## Direction
Pictures do not belong in the copy; quote every entry below exactly.
-- BEGIN Data supplied --
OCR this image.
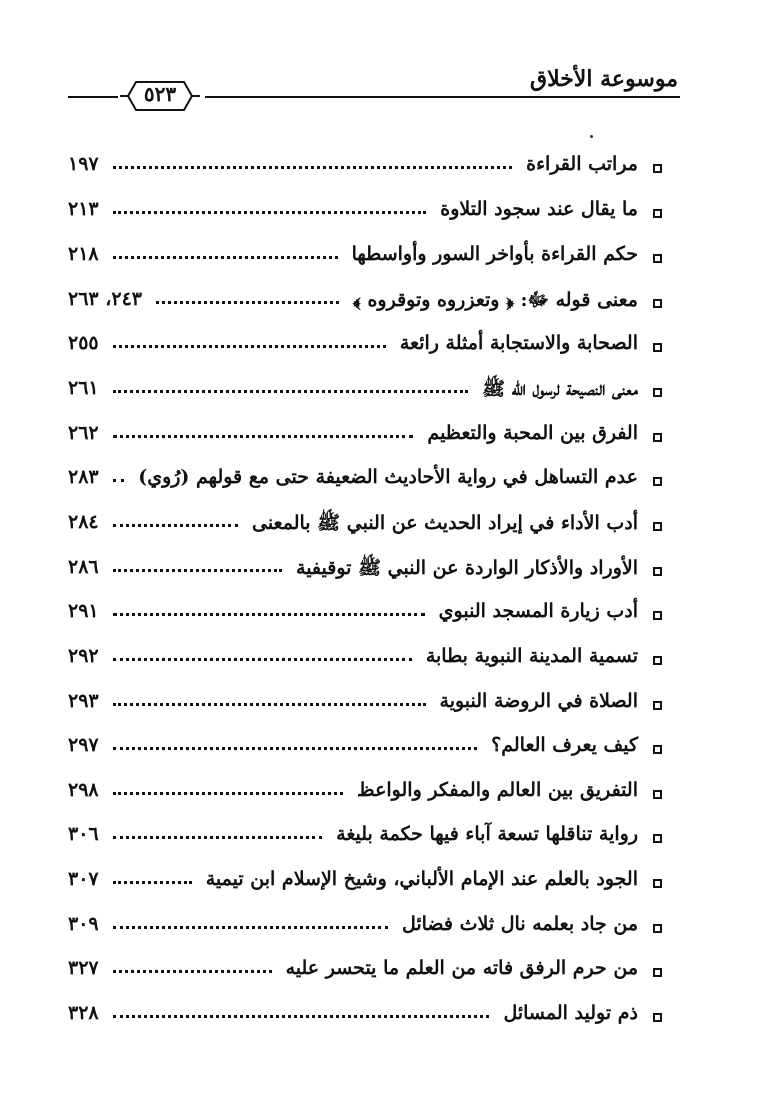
موسوعة الأخلاق
٥٢٣
مراتب القراءة
١٩٧
ما يقال عند سجود التلاوة
٢١٣
حكم القراءة بأواخر السور وأواسطها
٢١٨
معنى قوله ﷻ: ﴿ وتعزروه وتوقروه ﴾
٢٤٣، ٢٦٣
الصحابة والاستجابة أمثلة رائعة
٢٥٥
معنى النصيحة لرسول الله ﷺ
٢٦١
الفرق بين المحبة والتعظيم
٢٦٢
عدم التساهل في رواية الأحاديث الضعيفة حتى مع قولهم (رُوي)
٢٨٣
أدب الأداء في إيراد الحديث عن النبي ﷺ بالمعنى
٢٨٤
الأوراد والأذكار الواردة عن النبي ﷺ توقيفية
٢٨٦
أدب زيارة المسجد النبوي
٢٩١
تسمية المدينة النبوية بطابة
٢٩٢
الصلاة في الروضة النبوية
٢٩٣
كيف يعرف العالم؟
٢٩٧
التفريق بين العالم والمفكر والواعظ
٢٩٨
رواية تناقلها تسعة آباء فيها حكمة بليغة
٣٠٦
الجود بالعلم عند الإمام الألباني، وشيخ الإسلام ابن تيمية
٣٠٧
من جاد بعلمه نال ثلاث فضائل
٣٠٩
من حرم الرفق فاته من العلم ما يتحسر عليه
٣٢٧
ذم توليد المسائل
٣٢٨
-- END Data supplied --
## The result
OCR this image.
موسوعة الأخلاق
٥٢٣
مراتب القراءة
١٩٧
ما يقال عند سجود التلاوة
٢١٣
حكم القراءة بأواخر السور وأواسطها
٢١٨
معنى قوله ﷻ: ﴿ وتعزروه وتوقروه ﴾
٢٤٣، ٢٦٣
الصحابة والاستجابة أمثلة رائعة
٢٥٥
معنى النصيحة لرسول الله ﷺ
٢٦١
الفرق بين المحبة والتعظيم
٢٦٢
عدم التساهل في رواية الأحاديث الضعيفة حتى مع قولهم (رُوي)
٢٨٣
أدب الأداء في إيراد الحديث عن النبي ﷺ بالمعنى
٢٨٤
الأوراد والأذكار الواردة عن النبي ﷺ توقيفية
٢٨٦
أدب زيارة المسجد النبوي
٢٩١
تسمية المدينة النبوية بطابة
٢٩٢
الصلاة في الروضة النبوية
٢٩٣
كيف يعرف العالم؟
٢٩٧
التفريق بين العالم والمفكر والواعظ
٢٩٨
رواية تناقلها تسعة آباء فيها حكمة بليغة
٣٠٦
الجود بالعلم عند الإمام الألباني، وشيخ الإسلام ابن تيمية
٣٠٧
من جاد بعلمه نال ثلاث فضائل
٣٠٩
من حرم الرفق فاته من العلم ما يتحسر عليه
٣٢٧
ذم توليد المسائل
٣٢٨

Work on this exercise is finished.